Saved entries:
## BEGIN

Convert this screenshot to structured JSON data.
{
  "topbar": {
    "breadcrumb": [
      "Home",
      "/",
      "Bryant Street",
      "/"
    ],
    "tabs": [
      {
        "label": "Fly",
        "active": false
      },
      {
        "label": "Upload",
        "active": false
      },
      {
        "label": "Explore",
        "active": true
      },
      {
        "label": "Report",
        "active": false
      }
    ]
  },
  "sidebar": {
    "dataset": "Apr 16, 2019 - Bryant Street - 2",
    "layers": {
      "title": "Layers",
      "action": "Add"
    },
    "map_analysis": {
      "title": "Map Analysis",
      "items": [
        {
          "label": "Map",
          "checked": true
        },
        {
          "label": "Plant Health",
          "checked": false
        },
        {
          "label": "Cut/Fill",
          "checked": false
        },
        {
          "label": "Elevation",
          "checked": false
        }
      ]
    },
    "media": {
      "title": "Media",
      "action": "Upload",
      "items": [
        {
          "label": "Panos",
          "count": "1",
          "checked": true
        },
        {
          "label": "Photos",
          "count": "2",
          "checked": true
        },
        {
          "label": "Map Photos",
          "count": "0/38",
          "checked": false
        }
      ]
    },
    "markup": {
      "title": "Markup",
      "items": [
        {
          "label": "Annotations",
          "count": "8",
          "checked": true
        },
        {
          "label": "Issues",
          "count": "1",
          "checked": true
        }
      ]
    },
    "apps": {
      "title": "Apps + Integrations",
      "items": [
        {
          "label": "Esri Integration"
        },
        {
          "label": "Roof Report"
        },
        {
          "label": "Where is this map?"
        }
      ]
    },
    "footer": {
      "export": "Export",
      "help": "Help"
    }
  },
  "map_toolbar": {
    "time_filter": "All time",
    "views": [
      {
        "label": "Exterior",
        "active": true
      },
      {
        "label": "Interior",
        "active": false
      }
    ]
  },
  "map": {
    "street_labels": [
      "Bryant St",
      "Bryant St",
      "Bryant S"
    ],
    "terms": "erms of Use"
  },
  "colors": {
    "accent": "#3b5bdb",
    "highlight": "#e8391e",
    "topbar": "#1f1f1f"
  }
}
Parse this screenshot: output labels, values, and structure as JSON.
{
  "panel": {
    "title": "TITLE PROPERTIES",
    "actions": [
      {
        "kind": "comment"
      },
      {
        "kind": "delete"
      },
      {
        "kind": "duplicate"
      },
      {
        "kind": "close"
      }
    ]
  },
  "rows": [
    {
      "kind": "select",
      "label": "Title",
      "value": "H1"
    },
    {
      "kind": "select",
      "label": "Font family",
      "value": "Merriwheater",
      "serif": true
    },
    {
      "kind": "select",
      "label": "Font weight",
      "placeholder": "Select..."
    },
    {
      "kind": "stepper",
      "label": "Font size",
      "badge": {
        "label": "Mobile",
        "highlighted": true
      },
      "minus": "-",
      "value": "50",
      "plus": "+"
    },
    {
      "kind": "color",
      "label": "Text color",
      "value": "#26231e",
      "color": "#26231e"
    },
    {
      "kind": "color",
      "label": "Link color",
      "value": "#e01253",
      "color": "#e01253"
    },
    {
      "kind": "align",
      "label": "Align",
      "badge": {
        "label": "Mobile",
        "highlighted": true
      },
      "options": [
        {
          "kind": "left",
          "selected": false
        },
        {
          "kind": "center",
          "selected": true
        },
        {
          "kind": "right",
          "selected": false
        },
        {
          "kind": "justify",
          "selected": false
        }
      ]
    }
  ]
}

## END

- [Set problem] Collect every line with the string "Font" from the records, and copy each.

- [The solution]
      "label": "Font family",
      "label": "Font weight",
      "label": "Font size",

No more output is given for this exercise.